*Records for the exercise:*
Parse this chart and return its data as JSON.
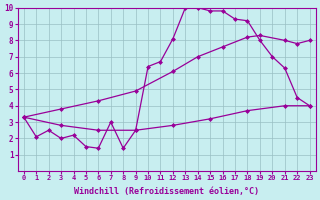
{
  "title": "",
  "xlabel": "Windchill (Refroidissement éolien,°C)",
  "bg_color": "#c8eef0",
  "line_color": "#990099",
  "xlim": [
    -0.5,
    23.5
  ],
  "ylim": [
    0,
    10
  ],
  "series": [
    {
      "x": [
        0,
        1,
        2,
        3,
        4,
        5,
        6,
        7,
        8,
        9,
        10,
        11,
        12,
        13,
        14,
        15,
        16,
        17,
        18,
        19,
        20,
        21,
        22,
        23
      ],
      "y": [
        3.3,
        2.1,
        2.5,
        2.0,
        2.2,
        1.5,
        1.4,
        3.0,
        1.4,
        2.5,
        6.4,
        6.7,
        8.1,
        10.0,
        10.0,
        9.8,
        9.8,
        9.3,
        9.2,
        8.0,
        7.0,
        6.3,
        4.5,
        4.0
      ]
    },
    {
      "x": [
        0,
        3,
        6,
        9,
        12,
        14,
        16,
        18,
        19,
        21,
        22,
        23
      ],
      "y": [
        3.3,
        3.8,
        4.3,
        4.9,
        6.1,
        7.0,
        7.6,
        8.2,
        8.3,
        8.0,
        7.8,
        8.0
      ]
    },
    {
      "x": [
        0,
        3,
        6,
        9,
        12,
        15,
        18,
        21,
        23
      ],
      "y": [
        3.3,
        2.8,
        2.5,
        2.5,
        2.8,
        3.2,
        3.7,
        4.0,
        4.0
      ]
    }
  ],
  "xticks": [
    0,
    1,
    2,
    3,
    4,
    5,
    6,
    7,
    8,
    9,
    10,
    11,
    12,
    13,
    14,
    15,
    16,
    17,
    18,
    19,
    20,
    21,
    22,
    23
  ],
  "yticks": [
    1,
    2,
    3,
    4,
    5,
    6,
    7,
    8,
    9,
    10
  ],
  "xlabel_fontsize": 6,
  "tick_fontsize": 5,
  "line_width": 0.9,
  "marker_style": "D",
  "marker_size": 2.0
}
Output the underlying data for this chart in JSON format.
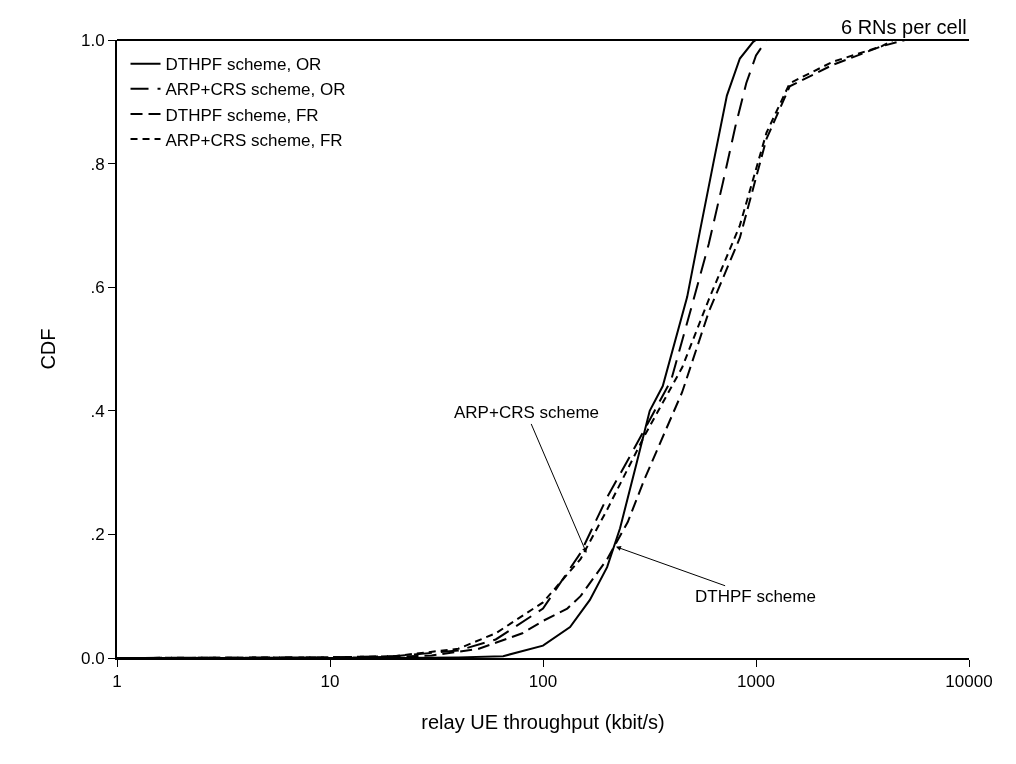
{
  "chart_data": {
    "type": "line",
    "xlabel": "relay UE throughput (kbit/s)",
    "ylabel": "CDF",
    "log": "x",
    "xlim": [
      1,
      10000
    ],
    "xticks": [
      1,
      10,
      100,
      1000,
      10000
    ],
    "ylim": [
      0,
      1
    ],
    "yticks": [
      {
        "value": 0,
        "label": "0.0"
      },
      {
        "value": 0.2,
        "label": ".2"
      },
      {
        "value": 0.4,
        "label": ".4"
      },
      {
        "value": 0.6,
        "label": ".6"
      },
      {
        "value": 0.8,
        "label": ".8"
      },
      {
        "value": 1,
        "label": "1.0"
      }
    ],
    "legend": "top left",
    "marker": "none",
    "series": [
      {
        "name": "DTHPF scheme, OR",
        "color": "#000000",
        "line_style": "solid",
        "x": [
          1,
          20,
          40,
          65,
          100,
          134,
          166,
          200,
          230,
          275,
          317,
          365,
          475,
          545,
          630,
          730,
          840,
          970,
          1000
        ],
        "values": [
          0,
          0,
          0.001,
          0.003,
          0.02,
          0.05,
          0.094,
          0.147,
          0.21,
          0.315,
          0.4,
          0.44,
          0.584,
          0.69,
          0.8,
          0.91,
          0.97,
          0.997,
          1.0
        ]
      },
      {
        "name": "ARP+CRS scheme, OR",
        "color": "#000000",
        "line_style": "dashed",
        "x": [
          1,
          10,
          20,
          40,
          60,
          100,
          150,
          200,
          250,
          300,
          400,
          500,
          600,
          700,
          800,
          900,
          1000,
          1120
        ],
        "values": [
          0,
          0.001,
          0.003,
          0.012,
          0.03,
          0.08,
          0.17,
          0.26,
          0.32,
          0.37,
          0.45,
          0.57,
          0.67,
          0.77,
          0.86,
          0.93,
          0.975,
          1.0
        ]
      },
      {
        "name": "DTHPF scheme, FR",
        "color": "#000000",
        "line_style": "dashed",
        "x": [
          1.5,
          15,
          30,
          50,
          80,
          100,
          130,
          150,
          200,
          250,
          300,
          450,
          600,
          840,
          1120,
          1440,
          2300,
          3900,
          5000
        ],
        "values": [
          0,
          0.001,
          0.004,
          0.015,
          0.04,
          0.06,
          0.08,
          0.1,
          0.16,
          0.22,
          0.29,
          0.43,
          0.56,
          0.68,
          0.84,
          0.925,
          0.96,
          0.99,
          1.0
        ]
      },
      {
        "name": "ARP+CRS scheme, FR",
        "color": "#000000",
        "line_style": "dashed",
        "x": [
          1,
          10,
          20,
          40,
          60,
          100,
          150,
          200,
          300,
          450,
          600,
          840,
          1120,
          1440,
          2300,
          3900,
          4400
        ],
        "values": [
          0,
          0.001,
          0.003,
          0.015,
          0.04,
          0.09,
          0.16,
          0.24,
          0.36,
          0.47,
          0.58,
          0.7,
          0.85,
          0.93,
          0.965,
          0.99,
          1.0
        ]
      }
    ],
    "annotations": [
      "6 RNs per cell",
      {
        "text": "ARP+CRS scheme",
        "x": 160,
        "y": 0.17
      },
      {
        "text": "DTHPF scheme",
        "x": 220,
        "y": 0.18
      }
    ]
  }
}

*Short problem:* Set the data above down again exactly as given, with no pictures.

*Response for this exercise:*
Parse this chart and return its data as JSON.
{
  "title": "",
  "xlabel": "Windchill (Refroidissement éolien,°C)",
  "bg_color": "#c8eef0",
  "line_color": "#990099",
  "xlim": [
    -0.5,
    23.5
  ],
  "ylim": [
    0,
    10
  ],
  "series": [
    {
      "x": [
        0,
        1,
        2,
        3,
        4,
        5,
        6,
        7,
        8,
        9,
        10,
        11,
        12,
        13,
        14,
        15,
        16,
        17,
        18,
        19,
        20,
        21,
        22,
        23
      ],
      "y": [
        3.3,
        2.1,
        2.5,
        2.0,
        2.2,
        1.5,
        1.4,
        3.0,
        1.4,
        2.5,
        6.4,
        6.7,
        8.1,
        10.0,
        10.0,
        9.8,
        9.8,
        9.3,
        9.2,
        8.0,
        7.0,
        6.3,
        4.5,
        4.0
      ]
    },
    {
      "x": [
        0,
        3,
        6,
        9,
        12,
        14,
        16,
        18,
        19,
        21,
        22,
        23
      ],
      "y": [
        3.3,
        3.8,
        4.3,
        4.9,
        6.1,
        7.0,
        7.6,
        8.2,
        8.3,
        8.0,
        7.8,
        8.0
      ]
    },
    {
      "x": [
        0,
        3,
        6,
        9,
        12,
        15,
        18,
        21,
        23
      ],
      "y": [
        3.3,
        2.8,
        2.5,
        2.5,
        2.8,
        3.2,
        3.7,
        4.0,
        4.0
      ]
    }
  ],
  "xticks": [
    0,
    1,
    2,
    3,
    4,
    5,
    6,
    7,
    8,
    9,
    10,
    11,
    12,
    13,
    14,
    15,
    16,
    17,
    18,
    19,
    20,
    21,
    22,
    23
  ],
  "yticks": [
    1,
    2,
    3,
    4,
    5,
    6,
    7,
    8,
    9,
    10
  ],
  "xlabel_fontsize": 6,
  "tick_fontsize": 5,
  "line_width": 0.9,
  "marker_style": "D",
  "marker_size": 2.0
}
Output the underlying data for this chart in JSON format.
{
  "chart_data": {
    "type": "line",
    "xlabel": "relay UE throughput (kbit/s)",
    "ylabel": "CDF",
    "log": "x",
    "xlim": [
      1,
      10000
    ],
    "xticks": [
      1,
      10,
      100,
      1000,
      10000
    ],
    "ylim": [
      0,
      1
    ],
    "yticks": [
      {
        "value": 0,
        "label": "0.0"
      },
      {
        "value": 0.2,
        "label": ".2"
      },
      {
        "value": 0.4,
        "label": ".4"
      },
      {
        "value": 0.6,
        "label": ".6"
      },
      {
        "value": 0.8,
        "label": ".8"
      },
      {
        "value": 1,
        "label": "1.0"
      }
    ],
    "legend": "top left",
    "marker": "none",
    "series": [
      {
        "name": "DTHPF scheme, OR",
        "color": "#000000",
        "line_style": "solid",
        "x": [
          1,
          20,
          40,
          65,
          100,
          134,
          166,
          200,
          230,
          275,
          317,
          365,
          475,
          545,
          630,
          730,
          840,
          970,
          1000
        ],
        "values": [
          0,
          0,
          0.001,
          0.003,
          0.02,
          0.05,
          0.094,
          0.147,
          0.21,
          0.315,
          0.4,
          0.44,
          0.584,
          0.69,
          0.8,
          0.91,
          0.97,
          0.997,
          1.0
        ]
      },
      {
        "name": "ARP+CRS scheme, OR",
        "color": "#000000",
        "line_style": "dashed",
        "x": [
          1,
          10,
          20,
          40,
          60,
          100,
          150,
          200,
          250,
          300,
          400,
          500,
          600,
          700,
          800,
          900,
          1000,
          1120
        ],
        "values": [
          0,
          0.001,
          0.003,
          0.012,
          0.03,
          0.08,
          0.17,
          0.26,
          0.32,
          0.37,
          0.45,
          0.57,
          0.67,
          0.77,
          0.86,
          0.93,
          0.975,
          1.0
        ]
      },
      {
        "name": "DTHPF scheme, FR",
        "color": "#000000",
        "line_style": "dashed",
        "x": [
          1.5,
          15,
          30,
          50,
          80,
          100,
          130,
          150,
          200,
          250,
          300,
          450,
          600,
          840,
          1120,
          1440,
          2300,
          3900,
          5000
        ],
        "values": [
          0,
          0.001,
          0.004,
          0.015,
          0.04,
          0.06,
          0.08,
          0.1,
          0.16,
          0.22,
          0.29,
          0.43,
          0.56,
          0.68,
          0.84,
          0.925,
          0.96,
          0.99,
          1.0
        ]
      },
      {
        "name": "ARP+CRS scheme, FR",
        "color": "#000000",
        "line_style": "dashed",
        "x": [
          1,
          10,
          20,
          40,
          60,
          100,
          150,
          200,
          300,
          450,
          600,
          840,
          1120,
          1440,
          2300,
          3900,
          4400
        ],
        "values": [
          0,
          0.001,
          0.003,
          0.015,
          0.04,
          0.09,
          0.16,
          0.24,
          0.36,
          0.47,
          0.58,
          0.7,
          0.85,
          0.93,
          0.965,
          0.99,
          1.0
        ]
      }
    ],
    "annotations": [
      "6 RNs per cell",
      {
        "text": "ARP+CRS scheme",
        "x": 160,
        "y": 0.17
      },
      {
        "text": "DTHPF scheme",
        "x": 220,
        "y": 0.18
      }
    ]
  }
}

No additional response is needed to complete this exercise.